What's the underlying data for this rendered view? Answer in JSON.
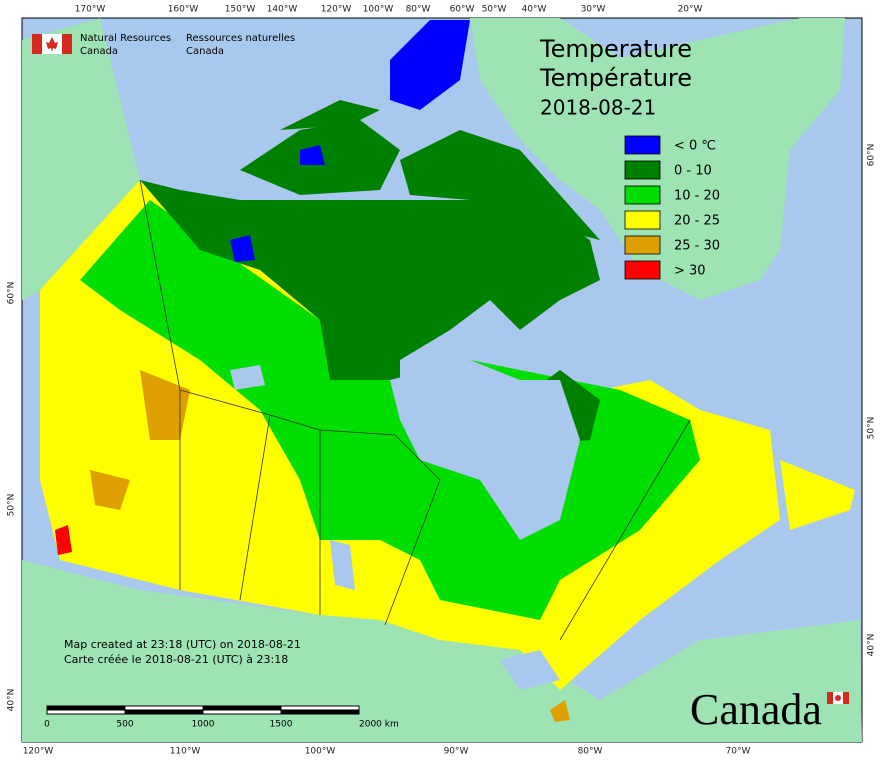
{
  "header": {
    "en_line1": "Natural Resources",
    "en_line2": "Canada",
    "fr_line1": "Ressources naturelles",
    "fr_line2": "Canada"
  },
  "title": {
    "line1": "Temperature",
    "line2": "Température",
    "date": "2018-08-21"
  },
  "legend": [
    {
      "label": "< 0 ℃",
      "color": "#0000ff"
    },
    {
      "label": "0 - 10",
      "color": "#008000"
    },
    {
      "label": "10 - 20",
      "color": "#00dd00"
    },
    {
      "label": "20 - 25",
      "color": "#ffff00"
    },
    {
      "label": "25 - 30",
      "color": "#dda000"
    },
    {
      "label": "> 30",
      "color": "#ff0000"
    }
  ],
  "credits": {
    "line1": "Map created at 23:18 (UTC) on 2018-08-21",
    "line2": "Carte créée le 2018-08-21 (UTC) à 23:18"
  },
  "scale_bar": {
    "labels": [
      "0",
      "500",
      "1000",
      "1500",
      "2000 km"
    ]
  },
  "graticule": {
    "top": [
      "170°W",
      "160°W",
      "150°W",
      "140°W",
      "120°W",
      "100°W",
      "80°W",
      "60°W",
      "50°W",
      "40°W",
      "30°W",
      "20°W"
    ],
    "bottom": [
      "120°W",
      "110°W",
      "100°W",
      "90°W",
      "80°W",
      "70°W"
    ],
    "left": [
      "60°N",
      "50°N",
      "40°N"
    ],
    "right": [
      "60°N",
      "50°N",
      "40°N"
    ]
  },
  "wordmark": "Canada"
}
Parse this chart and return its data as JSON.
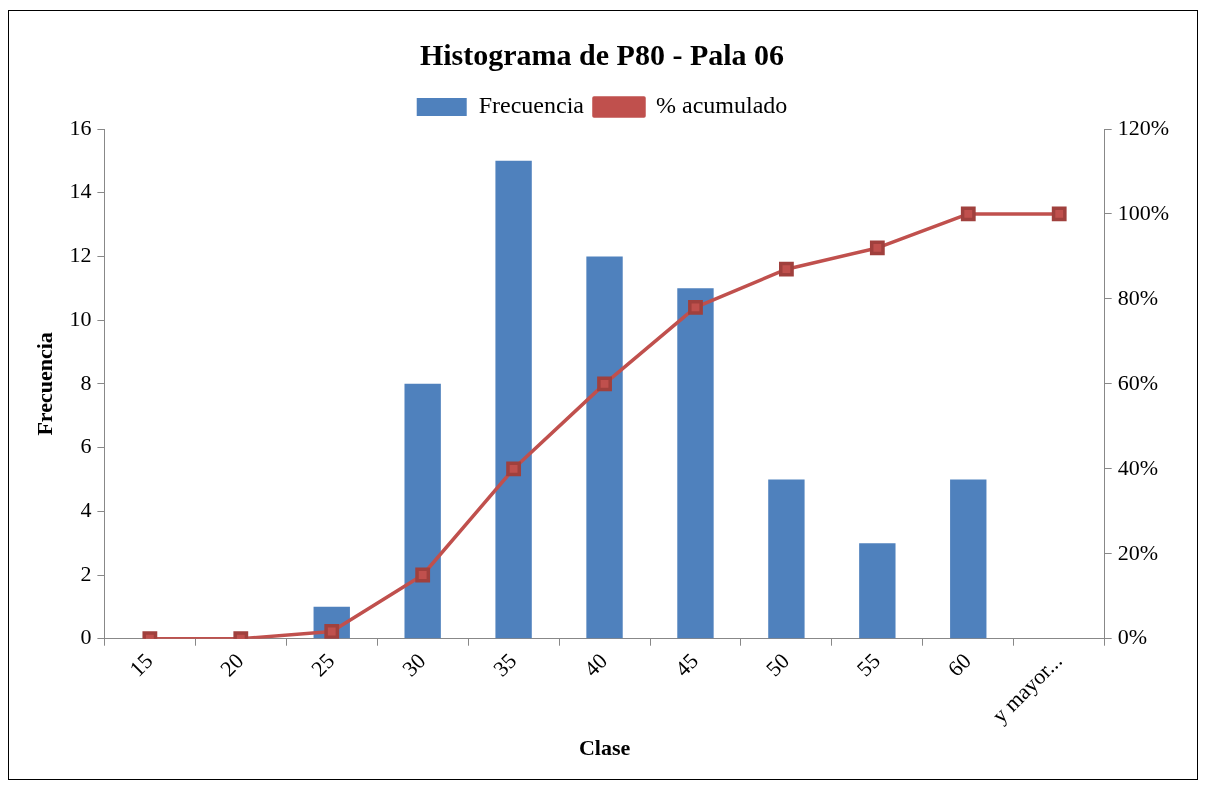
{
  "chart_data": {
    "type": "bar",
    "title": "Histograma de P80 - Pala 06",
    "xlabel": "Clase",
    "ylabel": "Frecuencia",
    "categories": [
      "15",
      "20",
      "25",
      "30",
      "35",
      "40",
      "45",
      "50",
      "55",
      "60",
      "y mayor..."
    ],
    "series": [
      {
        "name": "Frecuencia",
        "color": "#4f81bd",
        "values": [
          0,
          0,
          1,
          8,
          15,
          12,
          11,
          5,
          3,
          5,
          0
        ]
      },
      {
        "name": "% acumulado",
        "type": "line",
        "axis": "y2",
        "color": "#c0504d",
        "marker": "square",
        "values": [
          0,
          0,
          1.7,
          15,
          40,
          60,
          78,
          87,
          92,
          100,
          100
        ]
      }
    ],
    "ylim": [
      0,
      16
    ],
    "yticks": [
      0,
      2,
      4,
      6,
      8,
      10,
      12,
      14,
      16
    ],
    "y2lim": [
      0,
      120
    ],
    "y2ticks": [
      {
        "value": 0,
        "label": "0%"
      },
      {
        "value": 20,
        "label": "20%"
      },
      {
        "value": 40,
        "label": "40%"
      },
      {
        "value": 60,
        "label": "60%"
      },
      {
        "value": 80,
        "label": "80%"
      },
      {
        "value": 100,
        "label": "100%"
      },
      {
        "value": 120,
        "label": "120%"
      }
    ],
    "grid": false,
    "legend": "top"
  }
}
* * * * * * * * *
* Task requirements *
Which lines above hold the word "Canada"? Copy each of them.

* Final result *
    "en_line2": "Canada",
    "fr_line2": "Canada"
  "wordmark": "Canada"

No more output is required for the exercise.